Print the data exactly, leaving nothing out.

┌──

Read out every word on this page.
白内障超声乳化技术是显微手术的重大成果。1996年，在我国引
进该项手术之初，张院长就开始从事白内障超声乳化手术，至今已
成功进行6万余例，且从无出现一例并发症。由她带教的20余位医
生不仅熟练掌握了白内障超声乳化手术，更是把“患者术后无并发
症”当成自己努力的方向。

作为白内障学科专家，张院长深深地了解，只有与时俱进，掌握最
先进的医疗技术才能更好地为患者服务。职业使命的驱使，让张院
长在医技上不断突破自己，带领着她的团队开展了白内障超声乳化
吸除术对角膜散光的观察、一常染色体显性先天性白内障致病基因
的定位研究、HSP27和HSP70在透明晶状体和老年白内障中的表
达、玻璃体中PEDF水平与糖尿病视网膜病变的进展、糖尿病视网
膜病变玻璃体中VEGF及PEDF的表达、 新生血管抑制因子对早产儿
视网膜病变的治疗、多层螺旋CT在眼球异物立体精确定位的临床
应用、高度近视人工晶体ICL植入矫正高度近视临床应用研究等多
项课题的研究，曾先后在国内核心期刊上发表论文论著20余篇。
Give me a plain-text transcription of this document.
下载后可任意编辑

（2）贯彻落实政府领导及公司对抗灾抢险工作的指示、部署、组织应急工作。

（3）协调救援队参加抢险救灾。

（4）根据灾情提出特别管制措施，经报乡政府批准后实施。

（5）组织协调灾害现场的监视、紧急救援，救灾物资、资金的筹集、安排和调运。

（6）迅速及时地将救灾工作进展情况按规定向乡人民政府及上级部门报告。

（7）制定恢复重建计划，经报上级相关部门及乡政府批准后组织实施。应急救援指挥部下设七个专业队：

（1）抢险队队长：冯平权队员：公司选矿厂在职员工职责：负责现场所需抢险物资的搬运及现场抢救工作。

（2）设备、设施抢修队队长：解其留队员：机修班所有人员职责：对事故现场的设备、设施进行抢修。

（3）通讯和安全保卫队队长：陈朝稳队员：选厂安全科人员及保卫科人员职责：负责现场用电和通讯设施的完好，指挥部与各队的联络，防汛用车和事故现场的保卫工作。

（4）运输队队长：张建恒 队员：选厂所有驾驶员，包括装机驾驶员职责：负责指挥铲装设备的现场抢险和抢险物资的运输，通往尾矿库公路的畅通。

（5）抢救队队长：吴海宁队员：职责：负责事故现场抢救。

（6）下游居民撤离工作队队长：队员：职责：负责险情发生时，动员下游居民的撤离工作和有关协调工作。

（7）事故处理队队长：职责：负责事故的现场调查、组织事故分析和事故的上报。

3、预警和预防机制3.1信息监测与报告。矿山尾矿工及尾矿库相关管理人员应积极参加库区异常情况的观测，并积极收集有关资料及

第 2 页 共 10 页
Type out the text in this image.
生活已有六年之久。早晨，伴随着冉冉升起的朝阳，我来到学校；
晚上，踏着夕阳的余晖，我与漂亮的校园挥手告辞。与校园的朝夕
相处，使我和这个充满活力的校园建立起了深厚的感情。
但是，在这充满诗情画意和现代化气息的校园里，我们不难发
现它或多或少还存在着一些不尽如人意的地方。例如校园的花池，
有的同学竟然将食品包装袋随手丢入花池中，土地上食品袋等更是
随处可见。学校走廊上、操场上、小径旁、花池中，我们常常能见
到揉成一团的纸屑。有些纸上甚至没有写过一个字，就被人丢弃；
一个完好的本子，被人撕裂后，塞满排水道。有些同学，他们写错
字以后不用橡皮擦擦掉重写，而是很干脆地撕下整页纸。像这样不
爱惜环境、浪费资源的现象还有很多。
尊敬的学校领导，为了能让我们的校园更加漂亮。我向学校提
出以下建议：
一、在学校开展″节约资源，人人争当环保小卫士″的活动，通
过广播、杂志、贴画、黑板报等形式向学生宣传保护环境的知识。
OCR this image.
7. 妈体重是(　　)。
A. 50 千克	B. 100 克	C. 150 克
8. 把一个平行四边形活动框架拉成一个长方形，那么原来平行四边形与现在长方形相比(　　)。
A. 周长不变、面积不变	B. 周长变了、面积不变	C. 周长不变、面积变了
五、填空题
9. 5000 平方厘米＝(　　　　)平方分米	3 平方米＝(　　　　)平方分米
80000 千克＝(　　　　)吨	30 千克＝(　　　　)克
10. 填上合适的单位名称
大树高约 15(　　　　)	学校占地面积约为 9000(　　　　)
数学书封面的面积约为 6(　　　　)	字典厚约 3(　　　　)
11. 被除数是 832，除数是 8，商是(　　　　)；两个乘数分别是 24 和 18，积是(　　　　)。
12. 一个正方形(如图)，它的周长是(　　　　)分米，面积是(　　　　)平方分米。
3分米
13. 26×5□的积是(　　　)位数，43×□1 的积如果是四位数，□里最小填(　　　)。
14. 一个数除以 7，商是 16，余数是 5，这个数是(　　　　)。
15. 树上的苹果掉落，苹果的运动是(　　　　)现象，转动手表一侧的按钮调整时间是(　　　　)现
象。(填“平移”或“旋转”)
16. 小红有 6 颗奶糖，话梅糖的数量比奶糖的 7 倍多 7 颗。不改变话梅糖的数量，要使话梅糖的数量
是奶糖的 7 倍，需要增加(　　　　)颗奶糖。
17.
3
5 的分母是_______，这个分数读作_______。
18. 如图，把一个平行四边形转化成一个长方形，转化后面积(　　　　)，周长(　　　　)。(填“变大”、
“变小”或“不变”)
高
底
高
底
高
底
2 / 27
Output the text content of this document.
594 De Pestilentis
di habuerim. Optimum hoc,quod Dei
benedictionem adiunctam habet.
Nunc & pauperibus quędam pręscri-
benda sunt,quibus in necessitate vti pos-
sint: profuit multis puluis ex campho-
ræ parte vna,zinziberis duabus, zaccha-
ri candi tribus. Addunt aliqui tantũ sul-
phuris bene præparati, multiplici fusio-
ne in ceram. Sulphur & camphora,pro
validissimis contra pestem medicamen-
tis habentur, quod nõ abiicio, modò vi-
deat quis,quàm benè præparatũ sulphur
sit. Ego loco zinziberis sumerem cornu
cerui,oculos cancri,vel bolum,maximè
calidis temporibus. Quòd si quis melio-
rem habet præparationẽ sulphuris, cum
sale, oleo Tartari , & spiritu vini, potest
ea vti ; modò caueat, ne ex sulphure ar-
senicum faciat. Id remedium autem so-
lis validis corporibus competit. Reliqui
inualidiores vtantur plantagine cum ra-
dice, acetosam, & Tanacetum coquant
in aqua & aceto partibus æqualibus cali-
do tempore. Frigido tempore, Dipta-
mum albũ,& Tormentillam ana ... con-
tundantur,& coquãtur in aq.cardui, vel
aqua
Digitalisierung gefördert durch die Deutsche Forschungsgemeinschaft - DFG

└──

_Complete output_
Read out every word on this page.
白内障超声乳化技术是显微手术的重大成果。1996年，在我国引
进该项手术之初，张院长就开始从事白内障超声乳化手术，至今已
成功进行6万余例，且从无出现一例并发症。由她带教的20余位医
生不仅熟练掌握了白内障超声乳化手术，更是把“患者术后无并发
症”当成自己努力的方向。

作为白内障学科专家，张院长深深地了解，只有与时俱进，掌握最
先进的医疗技术才能更好地为患者服务。职业使命的驱使，让张院
长在医技上不断突破自己，带领着她的团队开展了白内障超声乳化
吸除术对角膜散光的观察、一常染色体显性先天性白内障致病基因
的定位研究、HSP27和HSP70在透明晶状体和老年白内障中的表
达、玻璃体中PEDF水平与糖尿病视网膜病变的进展、糖尿病视网
膜病变玻璃体中VEGF及PEDF的表达、 新生血管抑制因子对早产儿
视网膜病变的治疗、多层螺旋CT在眼球异物立体精确定位的临床
应用、高度近视人工晶体ICL植入矫正高度近视临床应用研究等多
项课题的研究，曾先后在国内核心期刊上发表论文论著20余篇。
Give me a plain-text transcription of this document.
下载后可任意编辑

（2）贯彻落实政府领导及公司对抗灾抢险工作的指示、部署、组织应急工作。

（3）协调救援队参加抢险救灾。

（4）根据灾情提出特别管制措施，经报乡政府批准后实施。

（5）组织协调灾害现场的监视、紧急救援，救灾物资、资金的筹集、安排和调运。

（6）迅速及时地将救灾工作进展情况按规定向乡人民政府及上级部门报告。

（7）制定恢复重建计划，经报上级相关部门及乡政府批准后组织实施。应急救援指挥部下设七个专业队：

（1）抢险队队长：冯平权队员：公司选矿厂在职员工职责：负责现场所需抢险物资的搬运及现场抢救工作。

（2）设备、设施抢修队队长：解其留队员：机修班所有人员职责：对事故现场的设备、设施进行抢修。

（3）通讯和安全保卫队队长：陈朝稳队员：选厂安全科人员及保卫科人员职责：负责现场用电和通讯设施的完好，指挥部与各队的联络，防汛用车和事故现场的保卫工作。

（4）运输队队长：张建恒 队员：选厂所有驾驶员，包括装机驾驶员职责：负责指挥铲装设备的现场抢险和抢险物资的运输，通往尾矿库公路的畅通。

（5）抢救队队长：吴海宁队员：职责：负责事故现场抢救。

（6）下游居民撤离工作队队长：队员：职责：负责险情发生时，动员下游居民的撤离工作和有关协调工作。

（7）事故处理队队长：职责：负责事故的现场调查、组织事故分析和事故的上报。

3、预警和预防机制3.1信息监测与报告。矿山尾矿工及尾矿库相关管理人员应积极参加库区异常情况的观测，并积极收集有关资料及

第 2 页 共 10 页
Type out the text in this image.
生活已有六年之久。早晨，伴随着冉冉升起的朝阳，我来到学校；
晚上，踏着夕阳的余晖，我与漂亮的校园挥手告辞。与校园的朝夕
相处，使我和这个充满活力的校园建立起了深厚的感情。
但是，在这充满诗情画意和现代化气息的校园里，我们不难发
现它或多或少还存在着一些不尽如人意的地方。例如校园的花池，
有的同学竟然将食品包装袋随手丢入花池中，土地上食品袋等更是
随处可见。学校走廊上、操场上、小径旁、花池中，我们常常能见
到揉成一团的纸屑。有些纸上甚至没有写过一个字，就被人丢弃；
一个完好的本子，被人撕裂后，塞满排水道。有些同学，他们写错
字以后不用橡皮擦擦掉重写，而是很干脆地撕下整页纸。像这样不
爱惜环境、浪费资源的现象还有很多。
尊敬的学校领导，为了能让我们的校园更加漂亮。我向学校提
出以下建议：
一、在学校开展″节约资源，人人争当环保小卫士″的活动，通
过广播、杂志、贴画、黑板报等形式向学生宣传保护环境的知识。
OCR this image.
7. 妈体重是(　　)。
A. 50 千克	B. 100 克	C. 150 克
8. 把一个平行四边形活动框架拉成一个长方形，那么原来平行四边形与现在长方形相比(　　)。
A. 周长不变、面积不变	B. 周长变了、面积不变	C. 周长不变、面积变了
五、填空题
9. 5000 平方厘米＝(　　　　)平方分米	3 平方米＝(　　　　)平方分米
80000 千克＝(　　　　)吨	30 千克＝(　　　　)克
10. 填上合适的单位名称
大树高约 15(　　　　)	学校占地面积约为 9000(　　　　)
数学书封面的面积约为 6(　　　　)	字典厚约 3(　　　　)
11. 被除数是 832，除数是 8，商是(　　　　)；两个乘数分别是 24 和 18，积是(　　　　)。
12. 一个正方形(如图)，它的周长是(　　　　)分米，面积是(　　　　)平方分米。
3分米
13. 26×5□的积是(　　　)位数，43×□1 的积如果是四位数，□里最小填(　　　)。
14. 一个数除以 7，商是 16，余数是 5，这个数是(　　　　)。
15. 树上的苹果掉落，苹果的运动是(　　　　)现象，转动手表一侧的按钮调整时间是(　　　　)现
象。(填“平移”或“旋转”)
16. 小红有 6 颗奶糖，话梅糖的数量比奶糖的 7 倍多 7 颗。不改变话梅糖的数量，要使话梅糖的数量
是奶糖的 7 倍，需要增加(　　　　)颗奶糖。
17.
3
5 的分母是_______，这个分数读作_______。
18. 如图，把一个平行四边形转化成一个长方形，转化后面积(　　　　)，周长(　　　　)。(填“变大”、
“变小”或“不变”)
高
底
高
底
高
底
2 / 27
Output the text content of this document.
594 De Pestilentis
di habuerim. Optimum hoc,quod Dei
benedictionem adiunctam habet.
Nunc & pauperibus quędam pręscri-
benda sunt,quibus in necessitate vti pos-
sint: profuit multis puluis ex campho-
ræ parte vna,zinziberis duabus, zaccha-
ri candi tribus. Addunt aliqui tantũ sul-
phuris bene præparati, multiplici fusio-
ne in ceram. Sulphur & camphora,pro
validissimis contra pestem medicamen-
tis habentur, quod nõ abiicio, modò vi-
deat quis,quàm benè præparatũ sulphur
sit. Ego loco zinziberis sumerem cornu
cerui,oculos cancri,vel bolum,maximè
calidis temporibus. Quòd si quis melio-
rem habet præparationẽ sulphuris, cum
sale, oleo Tartari , & spiritu vini, potest
ea vti ; modò caueat, ne ex sulphure ar-
senicum faciat. Id remedium autem so-
lis validis corporibus competit. Reliqui
inualidiores vtantur plantagine cum ra-
dice, acetosam, & Tanacetum coquant
in aqua & aceto partibus æqualibus cali-
do tempore. Frigido tempore, Dipta-
mum albũ,& Tormentillam ana ... con-
tundantur,& coquãtur in aq.cardui, vel
aqua
Digitalisierung gefördert durch die Deutsche Forschungsgemeinschaft - DFG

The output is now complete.